Start INFORMATION SUPPLIED

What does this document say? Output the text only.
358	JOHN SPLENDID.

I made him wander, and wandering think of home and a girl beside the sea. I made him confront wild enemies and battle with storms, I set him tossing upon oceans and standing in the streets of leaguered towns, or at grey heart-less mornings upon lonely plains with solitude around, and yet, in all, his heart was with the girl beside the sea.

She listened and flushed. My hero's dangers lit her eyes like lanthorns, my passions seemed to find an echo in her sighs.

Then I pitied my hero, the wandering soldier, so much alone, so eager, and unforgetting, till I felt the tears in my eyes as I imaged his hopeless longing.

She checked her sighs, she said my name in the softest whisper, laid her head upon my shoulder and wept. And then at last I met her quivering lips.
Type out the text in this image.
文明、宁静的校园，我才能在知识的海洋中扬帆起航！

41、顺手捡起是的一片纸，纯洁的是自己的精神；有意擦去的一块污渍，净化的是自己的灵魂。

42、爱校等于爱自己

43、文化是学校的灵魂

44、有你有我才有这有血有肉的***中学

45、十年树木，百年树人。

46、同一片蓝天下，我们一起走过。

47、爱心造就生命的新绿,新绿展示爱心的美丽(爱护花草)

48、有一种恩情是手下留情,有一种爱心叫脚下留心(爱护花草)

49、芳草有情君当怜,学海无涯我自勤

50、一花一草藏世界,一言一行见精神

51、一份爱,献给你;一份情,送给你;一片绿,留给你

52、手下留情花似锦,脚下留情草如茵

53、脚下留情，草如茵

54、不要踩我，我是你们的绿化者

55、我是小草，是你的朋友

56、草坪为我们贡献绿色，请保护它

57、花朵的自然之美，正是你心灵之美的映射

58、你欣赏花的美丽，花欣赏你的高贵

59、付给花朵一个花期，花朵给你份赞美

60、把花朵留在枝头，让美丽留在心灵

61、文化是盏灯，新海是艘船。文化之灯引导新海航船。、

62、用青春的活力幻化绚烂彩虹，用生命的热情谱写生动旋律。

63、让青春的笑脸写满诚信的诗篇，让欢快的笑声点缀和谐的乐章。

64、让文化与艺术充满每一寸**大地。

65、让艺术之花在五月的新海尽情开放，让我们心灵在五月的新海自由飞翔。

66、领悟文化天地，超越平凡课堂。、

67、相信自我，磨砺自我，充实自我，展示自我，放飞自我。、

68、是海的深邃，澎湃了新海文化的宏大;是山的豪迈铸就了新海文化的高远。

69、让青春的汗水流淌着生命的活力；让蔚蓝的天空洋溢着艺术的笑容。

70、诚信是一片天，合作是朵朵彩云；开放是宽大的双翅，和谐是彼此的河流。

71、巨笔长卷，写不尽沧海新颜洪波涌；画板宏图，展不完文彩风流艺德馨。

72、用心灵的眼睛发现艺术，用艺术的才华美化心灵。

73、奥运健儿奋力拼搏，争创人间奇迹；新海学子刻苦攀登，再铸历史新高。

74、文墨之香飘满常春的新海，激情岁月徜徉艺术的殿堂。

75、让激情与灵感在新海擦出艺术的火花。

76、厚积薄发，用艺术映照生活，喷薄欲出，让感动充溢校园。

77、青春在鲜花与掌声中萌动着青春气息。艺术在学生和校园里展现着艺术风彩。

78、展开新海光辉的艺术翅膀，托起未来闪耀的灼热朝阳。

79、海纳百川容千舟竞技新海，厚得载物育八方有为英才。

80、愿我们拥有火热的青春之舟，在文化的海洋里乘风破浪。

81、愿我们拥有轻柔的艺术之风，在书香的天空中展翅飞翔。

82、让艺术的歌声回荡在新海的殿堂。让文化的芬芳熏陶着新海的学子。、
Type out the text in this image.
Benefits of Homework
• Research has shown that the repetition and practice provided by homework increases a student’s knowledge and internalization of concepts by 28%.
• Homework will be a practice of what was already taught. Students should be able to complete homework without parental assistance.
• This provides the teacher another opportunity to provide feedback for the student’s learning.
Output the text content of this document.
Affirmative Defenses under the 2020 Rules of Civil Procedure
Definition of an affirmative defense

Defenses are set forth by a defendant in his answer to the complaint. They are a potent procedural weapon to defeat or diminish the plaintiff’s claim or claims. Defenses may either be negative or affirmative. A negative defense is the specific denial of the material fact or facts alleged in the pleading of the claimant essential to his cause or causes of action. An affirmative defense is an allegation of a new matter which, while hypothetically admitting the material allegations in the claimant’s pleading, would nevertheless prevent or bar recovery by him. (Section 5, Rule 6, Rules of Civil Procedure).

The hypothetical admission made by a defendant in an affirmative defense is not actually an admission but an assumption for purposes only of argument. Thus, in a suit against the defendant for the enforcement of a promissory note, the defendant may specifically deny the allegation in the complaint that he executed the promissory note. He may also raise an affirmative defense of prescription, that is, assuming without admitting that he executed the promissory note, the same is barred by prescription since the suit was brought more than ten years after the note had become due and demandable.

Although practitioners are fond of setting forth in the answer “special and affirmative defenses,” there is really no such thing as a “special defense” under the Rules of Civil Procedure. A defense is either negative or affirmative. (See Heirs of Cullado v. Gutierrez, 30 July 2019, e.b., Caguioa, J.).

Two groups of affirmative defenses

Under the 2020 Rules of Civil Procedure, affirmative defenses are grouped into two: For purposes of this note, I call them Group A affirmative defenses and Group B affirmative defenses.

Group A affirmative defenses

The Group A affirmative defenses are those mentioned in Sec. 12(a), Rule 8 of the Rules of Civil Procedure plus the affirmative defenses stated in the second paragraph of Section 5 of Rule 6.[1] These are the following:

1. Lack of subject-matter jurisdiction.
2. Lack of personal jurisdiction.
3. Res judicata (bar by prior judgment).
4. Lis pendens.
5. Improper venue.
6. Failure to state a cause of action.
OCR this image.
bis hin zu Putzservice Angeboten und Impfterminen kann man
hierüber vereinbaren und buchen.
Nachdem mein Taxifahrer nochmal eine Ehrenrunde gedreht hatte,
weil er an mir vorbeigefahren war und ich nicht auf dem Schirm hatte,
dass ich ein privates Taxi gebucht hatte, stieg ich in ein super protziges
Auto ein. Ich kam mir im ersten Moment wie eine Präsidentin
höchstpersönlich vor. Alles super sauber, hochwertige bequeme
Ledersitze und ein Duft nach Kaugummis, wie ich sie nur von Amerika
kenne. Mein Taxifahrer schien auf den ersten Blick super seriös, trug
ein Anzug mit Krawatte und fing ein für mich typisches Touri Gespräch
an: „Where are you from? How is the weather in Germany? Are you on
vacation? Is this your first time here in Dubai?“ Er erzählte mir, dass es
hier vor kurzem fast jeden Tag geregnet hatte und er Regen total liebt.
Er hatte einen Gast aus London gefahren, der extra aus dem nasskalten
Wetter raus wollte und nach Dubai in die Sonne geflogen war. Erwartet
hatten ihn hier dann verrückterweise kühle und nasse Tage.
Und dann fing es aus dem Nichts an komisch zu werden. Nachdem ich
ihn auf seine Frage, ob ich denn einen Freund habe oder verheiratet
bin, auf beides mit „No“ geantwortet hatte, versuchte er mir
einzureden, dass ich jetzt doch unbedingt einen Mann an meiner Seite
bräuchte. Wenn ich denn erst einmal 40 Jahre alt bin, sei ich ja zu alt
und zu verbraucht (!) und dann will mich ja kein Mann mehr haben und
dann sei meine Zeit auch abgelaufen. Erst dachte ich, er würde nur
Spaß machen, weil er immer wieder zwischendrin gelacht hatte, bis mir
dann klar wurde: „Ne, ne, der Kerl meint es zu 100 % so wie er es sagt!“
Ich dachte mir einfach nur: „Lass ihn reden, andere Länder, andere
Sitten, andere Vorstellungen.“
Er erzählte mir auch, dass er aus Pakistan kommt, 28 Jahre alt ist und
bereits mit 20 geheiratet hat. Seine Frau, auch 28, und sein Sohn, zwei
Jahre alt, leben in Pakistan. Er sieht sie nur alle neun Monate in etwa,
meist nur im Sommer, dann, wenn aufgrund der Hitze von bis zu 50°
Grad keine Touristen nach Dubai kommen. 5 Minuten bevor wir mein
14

End INFORMATION SUPPLIED

◆ WORK TO DO ◆
In the entries above, count each line with "that"; reply with the total only.

◆ OUTPUT BELOW ◆
2